## SUPPLIED ENTRIES
-------------------------

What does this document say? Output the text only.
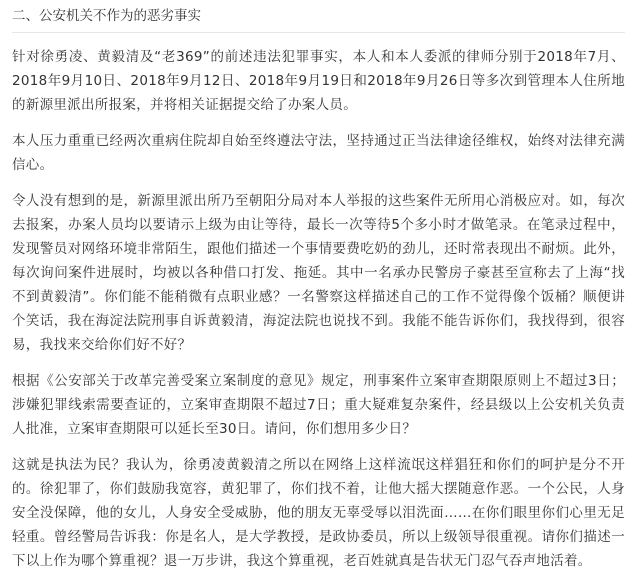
二、公安机关不作为的恶劣事实

针对徐勇凌、黄毅清及“老369”的前述违法犯罪事实，本人和本人委派的律师分别于2018年7月、2018年9月10日、2018年9月12日、2018年9月19日和2018年9月26日等多次到管理本人住所地的新源里派出所报案，并将相关证据提交给了办案人员。

本人压力重重已经两次重病住院却自始至终遵法守法，坚持通过正当法律途径维权，始终对法律充满信心。

令人没有想到的是，新源里派出所乃至朝阳分局对本人举报的这些案件无所用心消极应对。如，每次去报案，办案人员均以要请示上级为由让等待，最长一次等待5个多小时才做笔录。在笔录过程中，发现警员对网络环境非常陌生，跟他们描述一个事情要费吃奶的劲儿，还时常表现出不耐烦。此外，每次询问案件进展时，均被以各种借口打发、拖延。其中一名承办民警房子豪甚至宣称去了上海“找不到黄毅清”。你们能不能稍微有点职业感？一名警察这样描述自己的工作不觉得像个饭桶？顺便讲个笑话，我在海淀法院刑事自诉黄毅清，海淀法院也说找不到。我能不能告诉你们，我找得到，很容易，我找来交给你们好不好？

根据《公安部关于改革完善受案立案制度的意见》规定，刑事案件立案审查期限原则上不超过3日；涉嫌犯罪线索需要查证的，立案审查期限不超过7日；重大疑难复杂案件，经县级以上公安机关负责人批准，立案审查期限可以延长至30日。请问，你们想用多少日？

这就是执法为民？我认为，徐勇凌黄毅清之所以在网络上这样流氓这样猖狂和你们的呵护是分不开的。徐犯罪了，你们鼓励我宽容，黄犯罪了，你们找不着，让他大摇大摆随意作恶。一个公民，人身安全没保障，他的女儿，人身安全受威胁，他的朋友无辜受辱以泪洗面……在你们眼里你们心里无足轻重。曾经警局告诉我：你是名人，是大学教授，是政协委员，所以上级领导很重视。请你们描述一下以上作为哪个算重视？退一万步讲，我这个算重视，老百姓就真是告状无门忍气吞声地活着。
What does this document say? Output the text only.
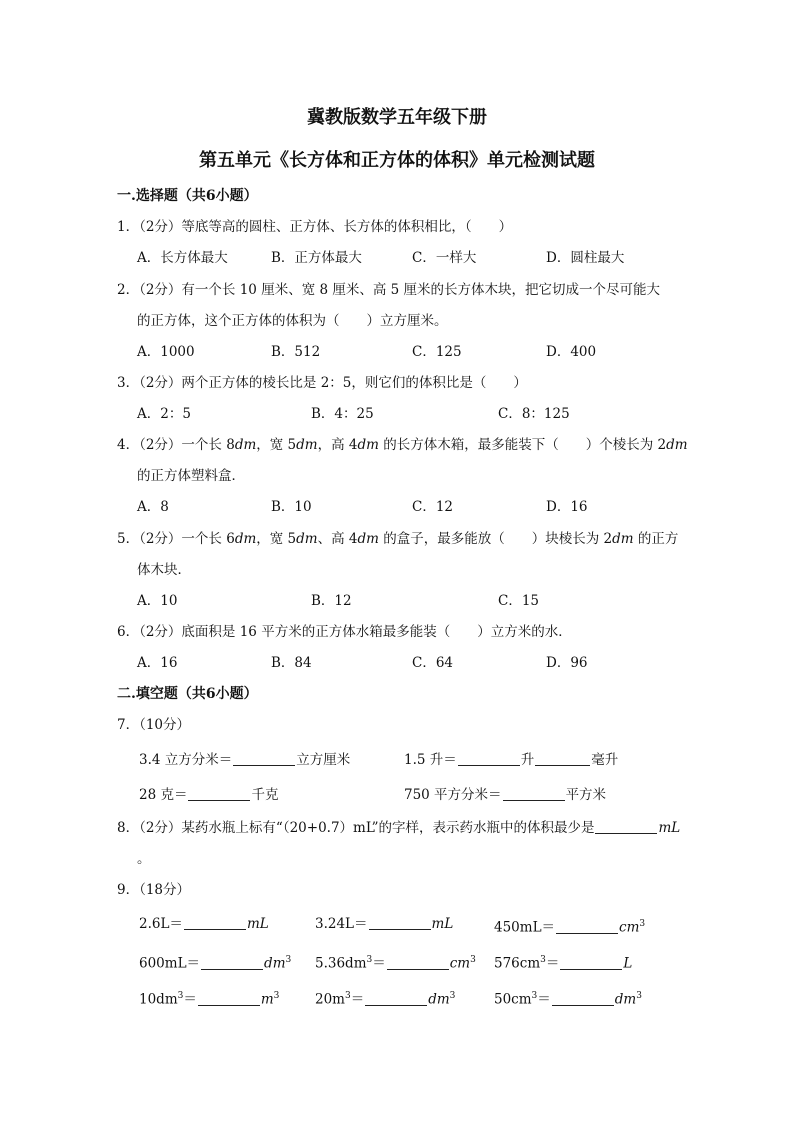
冀教版数学五年级下册
第五单元《长方体和正方体的体积》单元检测试题
一.选择题（共6小题）
1．（2分）等底等高的圆柱、正方体、长方体的体积相比，（　　）
A．长方体最大	B．正方体最大	C．一样大	D．圆柱最大
2．（2分）有一个长 10 厘米、宽 8 厘米、高 5 厘米的长方体木块，把它切成一个尽可能大
的正方体，这个正方体的体积为（　　）立方厘米。
A．1000	B．512	C．125	D．400
3．（2分）两个正方体的棱长比是 2：5，则它们的体积比是（　　）
A．2：5	B．4：25	C．8：125
4．（2分）一个长 8dm，宽 5dm，高 4dm 的长方体木箱，最多能装下（　　）个棱长为 2dm
的正方体塑料盒．
A．8	B．10	C．12	D．16
5．（2分）一个长 6dm，宽 5dm、高 4dm 的盒子，最多能放（　　）块棱长为 2dm 的正方
体木块．
A．10	B．12	C．15
6．（2分）底面积是 16 平方米的正方体水箱最多能装（　　）立方米的水．
A．16	B．84	C．64	D．96
二.填空题（共6小题）
7．（10分）
3.4 立方分米＝	立方厘米	1.5 升＝	升	毫升
28 克＝	千克	750 平方分米＝	平方米
8．（2分）某药水瓶上标有“（20+0.7）mL”的字样，表示药水瓶中的体积最少是	mL
。
9．（18分）
2.6L＝	mL	3.24L＝	mL	450mL＝	$cm^3$
600mL＝	$dm^3$ $5.36dm^3=$	$cm^3$ $576cm^3=$	L
$10dm^3=$	$m^3$	$20m^3=$	$dm^3$	$50cm^3=$	$dm^3$
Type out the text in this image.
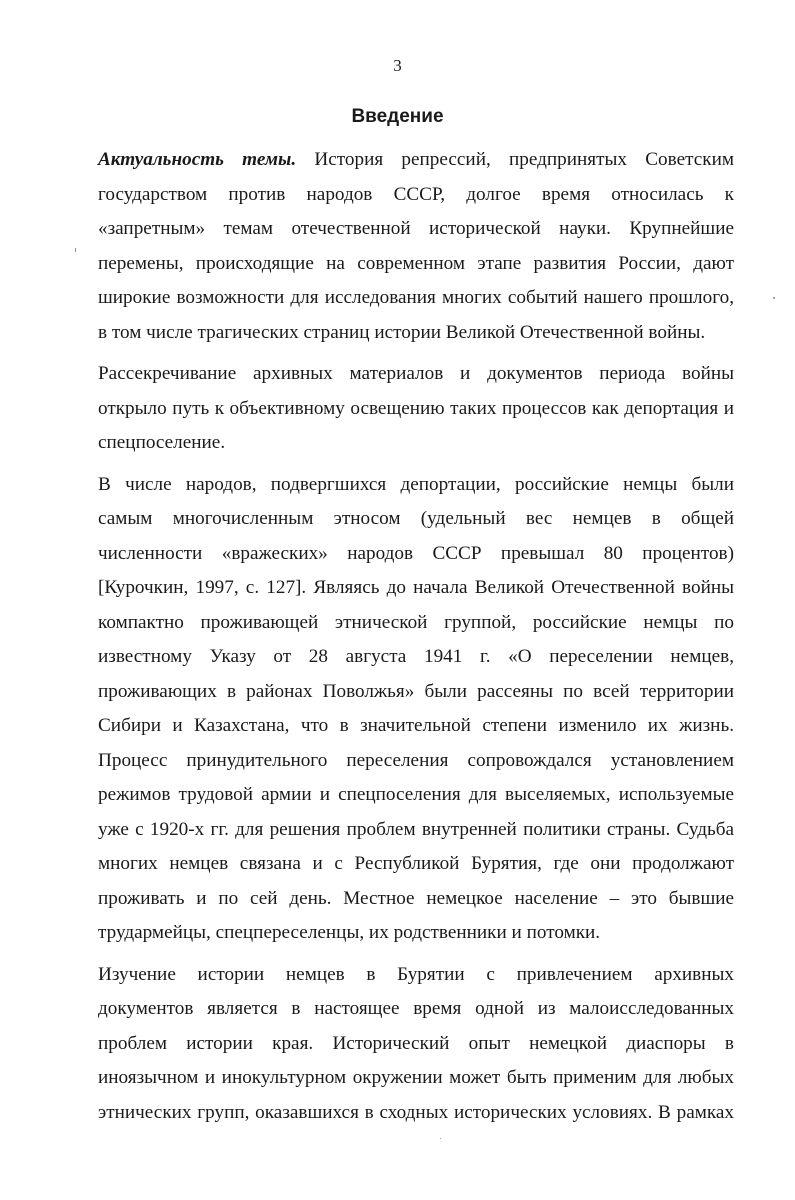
3
Введение
Актуальность темы. История репрессий, предпринятых Советским
государством против народов СССР, долгое время относилась к
«запретным» темам отечественной исторической науки. Крупнейшие
перемены, происходящие на современном этапе развития России, дают
широкие возможности для исследования многих событий нашего прошлого,
в том числе трагических страниц истории Великой Отечественной войны.
Рассекречивание архивных материалов и документов периода войны
открыло путь к объективному освещению таких процессов как депортация и
спецпоселение.
В числе народов, подвергшихся депортации, российские немцы были
самым многочисленным этносом (удельный вес немцев в общей
численности «вражеских» народов СССР превышал 80 процентов)
[Курочкин, 1997, с. 127]. Являясь до начала Великой Отечественной войны
компактно проживающей этнической группой, российские немцы по
известному Указу от 28 августа 1941 г. «О переселении немцев,
проживающих в районах Поволжья» были рассеяны по всей территории
Сибири и Казахстана, что в значительной степени изменило их жизнь.
Процесс принудительного переселения сопровождался установлением
режимов трудовой армии и спецпоселения для выселяемых, используемые
уже с 1920-х гг. для решения проблем внутренней политики страны. Судьба
многих немцев связана и с Республикой Бурятия, где они продолжают
проживать и по сей день. Местное немецкое население – это бывшие
трудармейцы, спецпереселенцы, их родственники и потомки.
Изучение истории немцев в Бурятии с привлечением архивных
документов является в настоящее время одной из малоисследованных
проблем истории края. Исторический опыт немецкой диаспоры в
иноязычном и инокультурном окружении может быть применим для любых
этнических групп, оказавшихся в сходных исторических условиях. В рамках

-------------------------

Print every record above exactly as written, leaving out the pictures.

## TASK RESULT
What does this document say? Output the text only.
二、公安机关不作为的恶劣事实

针对徐勇凌、黄毅清及“老369”的前述违法犯罪事实，本人和本人委派的律师分别于2018年7月、2018年9月10日、2018年9月12日、2018年9月19日和2018年9月26日等多次到管理本人住所地的新源里派出所报案，并将相关证据提交给了办案人员。

本人压力重重已经两次重病住院却自始至终遵法守法，坚持通过正当法律途径维权，始终对法律充满信心。

令人没有想到的是，新源里派出所乃至朝阳分局对本人举报的这些案件无所用心消极应对。如，每次去报案，办案人员均以要请示上级为由让等待，最长一次等待5个多小时才做笔录。在笔录过程中，发现警员对网络环境非常陌生，跟他们描述一个事情要费吃奶的劲儿，还时常表现出不耐烦。此外，每次询问案件进展时，均被以各种借口打发、拖延。其中一名承办民警房子豪甚至宣称去了上海“找不到黄毅清”。你们能不能稍微有点职业感？一名警察这样描述自己的工作不觉得像个饭桶？顺便讲个笑话，我在海淀法院刑事自诉黄毅清，海淀法院也说找不到。我能不能告诉你们，我找得到，很容易，我找来交给你们好不好？

根据《公安部关于改革完善受案立案制度的意见》规定，刑事案件立案审查期限原则上不超过3日；涉嫌犯罪线索需要查证的，立案审查期限不超过7日；重大疑难复杂案件，经县级以上公安机关负责人批准，立案审查期限可以延长至30日。请问，你们想用多少日？

这就是执法为民？我认为，徐勇凌黄毅清之所以在网络上这样流氓这样猖狂和你们的呵护是分不开的。徐犯罪了，你们鼓励我宽容，黄犯罪了，你们找不着，让他大摇大摆随意作恶。一个公民，人身安全没保障，他的女儿，人身安全受威胁，他的朋友无辜受辱以泪洗面……在你们眼里你们心里无足轻重。曾经警局告诉我：你是名人，是大学教授，是政协委员，所以上级领导很重视。请你们描述一下以上作为哪个算重视？退一万步讲，我这个算重视，老百姓就真是告状无门忍气吞声地活着。
What does this document say? Output the text only.
冀教版数学五年级下册
第五单元《长方体和正方体的体积》单元检测试题
一.选择题（共6小题）
1．（2分）等底等高的圆柱、正方体、长方体的体积相比，（　　）
A．长方体最大	B．正方体最大	C．一样大	D．圆柱最大
2．（2分）有一个长 10 厘米、宽 8 厘米、高 5 厘米的长方体木块，把它切成一个尽可能大
的正方体，这个正方体的体积为（　　）立方厘米。
A．1000	B．512	C．125	D．400
3．（2分）两个正方体的棱长比是 2：5，则它们的体积比是（　　）
A．2：5	B．4：25	C．8：125
4．（2分）一个长 8dm，宽 5dm，高 4dm 的长方体木箱，最多能装下（　　）个棱长为 2dm
的正方体塑料盒．
A．8	B．10	C．12	D．16
5．（2分）一个长 6dm，宽 5dm、高 4dm 的盒子，最多能放（　　）块棱长为 2dm 的正方
体木块．
A．10	B．12	C．15
6．（2分）底面积是 16 平方米的正方体水箱最多能装（　　）立方米的水．
A．16	B．84	C．64	D．96
二.填空题（共6小题）
7．（10分）
3.4 立方分米＝	立方厘米	1.5 升＝	升	毫升
28 克＝	千克	750 平方分米＝	平方米
8．（2分）某药水瓶上标有“（20+0.7）mL”的字样，表示药水瓶中的体积最少是	mL
。
9．（18分）
2.6L＝	mL	3.24L＝	mL	450mL＝	$cm^3$
600mL＝	$dm^3$ $5.36dm^3=$	$cm^3$ $576cm^3=$	L
$10dm^3=$	$m^3$	$20m^3=$	$dm^3$	$50cm^3=$	$dm^3$
Type out the text in this image.
3
Введение
Актуальность темы. История репрессий, предпринятых Советским
государством против народов СССР, долгое время относилась к
«запретным» темам отечественной исторической науки. Крупнейшие
перемены, происходящие на современном этапе развития России, дают
широкие возможности для исследования многих событий нашего прошлого,
в том числе трагических страниц истории Великой Отечественной войны.
Рассекречивание архивных материалов и документов периода войны
открыло путь к объективному освещению таких процессов как депортация и
спецпоселение.
В числе народов, подвергшихся депортации, российские немцы были
самым многочисленным этносом (удельный вес немцев в общей
численности «вражеских» народов СССР превышал 80 процентов)
[Курочкин, 1997, с. 127]. Являясь до начала Великой Отечественной войны
компактно проживающей этнической группой, российские немцы по
известному Указу от 28 августа 1941 г. «О переселении немцев,
проживающих в районах Поволжья» были рассеяны по всей территории
Сибири и Казахстана, что в значительной степени изменило их жизнь.
Процесс принудительного переселения сопровождался установлением
режимов трудовой армии и спецпоселения для выселяемых, используемые
уже с 1920-х гг. для решения проблем внутренней политики страны. Судьба
многих немцев связана и с Республикой Бурятия, где они продолжают
проживать и по сей день. Местное немецкое население – это бывшие
трудармейцы, спецпереселенцы, их родственники и потомки.
Изучение истории немцев в Бурятии с привлечением архивных
документов является в настоящее время одной из малоисследованных
проблем истории края. Исторический опыт немецкой диаспоры в
иноязычном и инокультурном окружении может быть применим для любых
этнических групп, оказавшихся в сходных исторических условиях. В рамках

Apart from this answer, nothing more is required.